PASSAGE TO READ:
· · · · ·

From 1301a8b473c614f99171728d928b424b56e7ed27 Mon Sep 17 00:00:00 2001
From: Nikita Popov <nikita.ppv@gmail.com>
Date: Tue, 28 Sep 2021 22:21:37 +0200
Subject: [PATCH] [BasicAA] Don't unnecessarily extend pointer size

BasicAA GEP decomposition currently performs all calculation on the
maximum pointer size, but at least 64-bit, with an option to double
the size. The code comment claims that this improves analysis power
when working with uint64_t indices on 32-bit systems. However, I don't
see how this can be, at least while maintaining correctness:

When working on canonical code, the GEP indices will have GEP index
size. If the original code worked on uint64_t with a 32-bit size_t,
then there will be truncs inserted before use as a GEP index. Linear
expression decomposition does not look through truncs, so this will
be an opaque value as far as GEP decomposition is concerned. Working
on a wider pointer size does not help here (or have any effect at all).

When working on non-canonical code (before first InstCombine), the
GEP indices are implicitly truncated to GEP index size. The BasicAA
code currently just ignores this fact completely, and pretends that
this truncation doesn't happen. This is incorrect and will be
addressed by D110977.

· · · · ·

Stored data entries:

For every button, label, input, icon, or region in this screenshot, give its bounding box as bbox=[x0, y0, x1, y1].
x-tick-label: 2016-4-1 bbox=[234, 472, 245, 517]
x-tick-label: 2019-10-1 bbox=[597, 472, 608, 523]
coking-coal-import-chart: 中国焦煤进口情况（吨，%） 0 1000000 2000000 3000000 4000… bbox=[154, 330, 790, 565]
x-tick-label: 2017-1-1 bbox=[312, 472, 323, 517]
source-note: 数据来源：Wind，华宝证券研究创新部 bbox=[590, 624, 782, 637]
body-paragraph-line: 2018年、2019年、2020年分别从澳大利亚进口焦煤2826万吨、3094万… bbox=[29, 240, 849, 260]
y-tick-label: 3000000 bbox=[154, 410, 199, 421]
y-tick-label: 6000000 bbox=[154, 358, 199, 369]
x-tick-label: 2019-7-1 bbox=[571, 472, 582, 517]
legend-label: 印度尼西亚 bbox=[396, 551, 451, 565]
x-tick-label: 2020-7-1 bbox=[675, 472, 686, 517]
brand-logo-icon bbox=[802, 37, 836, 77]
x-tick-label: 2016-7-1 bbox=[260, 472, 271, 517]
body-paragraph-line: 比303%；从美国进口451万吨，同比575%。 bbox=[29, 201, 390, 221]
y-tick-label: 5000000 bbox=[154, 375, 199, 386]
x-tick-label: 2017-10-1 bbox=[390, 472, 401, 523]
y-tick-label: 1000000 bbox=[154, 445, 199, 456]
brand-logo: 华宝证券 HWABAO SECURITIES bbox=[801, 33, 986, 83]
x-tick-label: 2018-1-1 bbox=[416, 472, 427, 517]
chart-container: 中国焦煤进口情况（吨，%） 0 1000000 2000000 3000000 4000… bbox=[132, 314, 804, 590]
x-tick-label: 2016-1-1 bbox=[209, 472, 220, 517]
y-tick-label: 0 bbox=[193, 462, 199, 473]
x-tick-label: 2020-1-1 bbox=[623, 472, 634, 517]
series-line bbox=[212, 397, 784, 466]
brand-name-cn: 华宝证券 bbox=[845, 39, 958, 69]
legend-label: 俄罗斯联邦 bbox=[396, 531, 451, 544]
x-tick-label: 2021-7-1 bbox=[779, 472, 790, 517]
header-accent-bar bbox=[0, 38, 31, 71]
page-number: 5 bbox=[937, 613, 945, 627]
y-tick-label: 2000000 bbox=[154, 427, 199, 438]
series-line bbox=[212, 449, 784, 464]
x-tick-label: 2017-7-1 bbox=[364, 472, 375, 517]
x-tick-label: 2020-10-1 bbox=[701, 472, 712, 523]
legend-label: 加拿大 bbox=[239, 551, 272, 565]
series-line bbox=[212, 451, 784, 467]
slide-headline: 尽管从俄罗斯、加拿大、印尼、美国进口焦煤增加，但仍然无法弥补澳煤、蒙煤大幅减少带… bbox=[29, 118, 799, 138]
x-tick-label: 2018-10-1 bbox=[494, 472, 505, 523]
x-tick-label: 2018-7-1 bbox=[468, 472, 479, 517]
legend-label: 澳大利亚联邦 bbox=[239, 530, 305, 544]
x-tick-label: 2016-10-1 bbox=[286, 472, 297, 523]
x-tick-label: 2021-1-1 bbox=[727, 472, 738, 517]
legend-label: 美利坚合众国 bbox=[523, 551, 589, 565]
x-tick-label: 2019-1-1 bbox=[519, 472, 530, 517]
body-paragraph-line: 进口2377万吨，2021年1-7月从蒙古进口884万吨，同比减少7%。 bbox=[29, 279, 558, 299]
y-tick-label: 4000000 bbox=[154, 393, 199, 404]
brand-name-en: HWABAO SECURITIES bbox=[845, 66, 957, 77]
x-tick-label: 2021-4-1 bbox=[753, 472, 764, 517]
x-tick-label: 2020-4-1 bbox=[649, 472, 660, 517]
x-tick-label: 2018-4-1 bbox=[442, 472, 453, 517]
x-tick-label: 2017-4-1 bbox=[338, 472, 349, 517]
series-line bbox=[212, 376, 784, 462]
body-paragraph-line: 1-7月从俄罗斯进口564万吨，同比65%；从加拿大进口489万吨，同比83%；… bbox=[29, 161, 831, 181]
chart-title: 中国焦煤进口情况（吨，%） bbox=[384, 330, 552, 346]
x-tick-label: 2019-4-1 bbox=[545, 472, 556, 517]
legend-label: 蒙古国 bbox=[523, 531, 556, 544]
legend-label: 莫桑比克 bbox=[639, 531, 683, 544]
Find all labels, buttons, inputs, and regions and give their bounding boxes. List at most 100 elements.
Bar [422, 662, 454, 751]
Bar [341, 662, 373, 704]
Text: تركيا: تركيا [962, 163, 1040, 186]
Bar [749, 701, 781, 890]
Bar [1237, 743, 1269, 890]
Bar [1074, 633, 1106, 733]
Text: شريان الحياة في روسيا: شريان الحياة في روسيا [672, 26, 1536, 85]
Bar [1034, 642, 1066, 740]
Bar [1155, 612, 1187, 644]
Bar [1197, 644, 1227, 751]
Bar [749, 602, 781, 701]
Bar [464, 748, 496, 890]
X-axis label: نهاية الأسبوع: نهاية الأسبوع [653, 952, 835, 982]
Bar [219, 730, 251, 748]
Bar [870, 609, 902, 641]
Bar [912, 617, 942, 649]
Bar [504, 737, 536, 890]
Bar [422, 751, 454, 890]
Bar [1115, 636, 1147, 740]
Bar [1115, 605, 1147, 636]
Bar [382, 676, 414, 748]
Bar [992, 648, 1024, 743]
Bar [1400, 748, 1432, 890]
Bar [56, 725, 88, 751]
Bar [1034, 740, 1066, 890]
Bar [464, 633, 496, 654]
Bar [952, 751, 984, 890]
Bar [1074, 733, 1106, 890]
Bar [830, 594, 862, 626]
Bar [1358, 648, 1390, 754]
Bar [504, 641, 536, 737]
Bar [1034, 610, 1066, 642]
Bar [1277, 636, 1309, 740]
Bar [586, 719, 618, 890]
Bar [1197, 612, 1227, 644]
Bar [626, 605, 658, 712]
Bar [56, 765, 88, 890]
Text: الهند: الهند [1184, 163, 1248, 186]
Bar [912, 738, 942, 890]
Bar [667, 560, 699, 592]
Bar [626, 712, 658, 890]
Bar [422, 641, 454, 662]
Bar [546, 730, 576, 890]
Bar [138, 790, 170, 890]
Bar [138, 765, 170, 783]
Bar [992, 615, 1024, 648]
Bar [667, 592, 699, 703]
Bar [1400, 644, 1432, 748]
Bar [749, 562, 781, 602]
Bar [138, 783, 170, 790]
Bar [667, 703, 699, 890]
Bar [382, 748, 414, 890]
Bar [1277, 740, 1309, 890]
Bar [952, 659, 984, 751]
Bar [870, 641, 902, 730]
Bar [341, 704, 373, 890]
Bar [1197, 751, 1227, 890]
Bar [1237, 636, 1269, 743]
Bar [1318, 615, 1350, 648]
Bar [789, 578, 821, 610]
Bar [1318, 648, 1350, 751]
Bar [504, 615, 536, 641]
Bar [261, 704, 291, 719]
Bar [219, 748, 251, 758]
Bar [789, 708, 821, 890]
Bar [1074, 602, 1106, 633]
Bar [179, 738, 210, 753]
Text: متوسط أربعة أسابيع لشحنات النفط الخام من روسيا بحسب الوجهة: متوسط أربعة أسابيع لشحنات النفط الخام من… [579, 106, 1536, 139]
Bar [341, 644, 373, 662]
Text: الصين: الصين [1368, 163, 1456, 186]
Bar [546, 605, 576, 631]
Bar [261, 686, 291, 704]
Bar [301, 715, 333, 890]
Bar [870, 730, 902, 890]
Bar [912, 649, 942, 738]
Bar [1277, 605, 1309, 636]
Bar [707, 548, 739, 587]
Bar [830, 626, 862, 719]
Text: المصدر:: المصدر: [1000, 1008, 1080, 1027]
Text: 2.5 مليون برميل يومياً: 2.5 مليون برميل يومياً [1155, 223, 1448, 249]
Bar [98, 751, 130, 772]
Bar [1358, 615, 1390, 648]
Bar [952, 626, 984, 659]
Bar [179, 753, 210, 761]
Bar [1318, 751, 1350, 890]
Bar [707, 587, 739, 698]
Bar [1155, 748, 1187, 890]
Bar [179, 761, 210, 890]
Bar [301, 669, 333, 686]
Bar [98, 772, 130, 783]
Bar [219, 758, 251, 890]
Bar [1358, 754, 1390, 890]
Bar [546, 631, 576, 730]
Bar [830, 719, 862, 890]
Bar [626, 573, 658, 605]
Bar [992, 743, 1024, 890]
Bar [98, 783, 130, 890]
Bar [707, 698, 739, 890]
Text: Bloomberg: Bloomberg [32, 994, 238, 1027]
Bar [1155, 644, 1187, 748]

· · · · ·

WHAT IS EXPECTED:
Quote the BasicAA patch description from "BasicAA GEP decomposition" up to and including "effect at all).".

FULL RESPONSE:
BasicAA GEP decomposition currently performs all calculation on the
maximum pointer size, but at least 64-bit, with an option to double
the size. The code comment claims that this improves analysis power
when working with uint64_t indices on 32-bit systems. However, I don't
see how this can be, at least while maintaining correctness:

When working on canonical code, the GEP indices will have GEP index
size. If the original code worked on uint64_t with a 32-bit size_t,
then there will be truncs inserted before use as a GEP index. Linear
expression decomposition does not look through truncs, so this will
be an opaque value as far as GEP decomposition is concerned. Working
on a wider pointer size does not help here (or have any effect at all).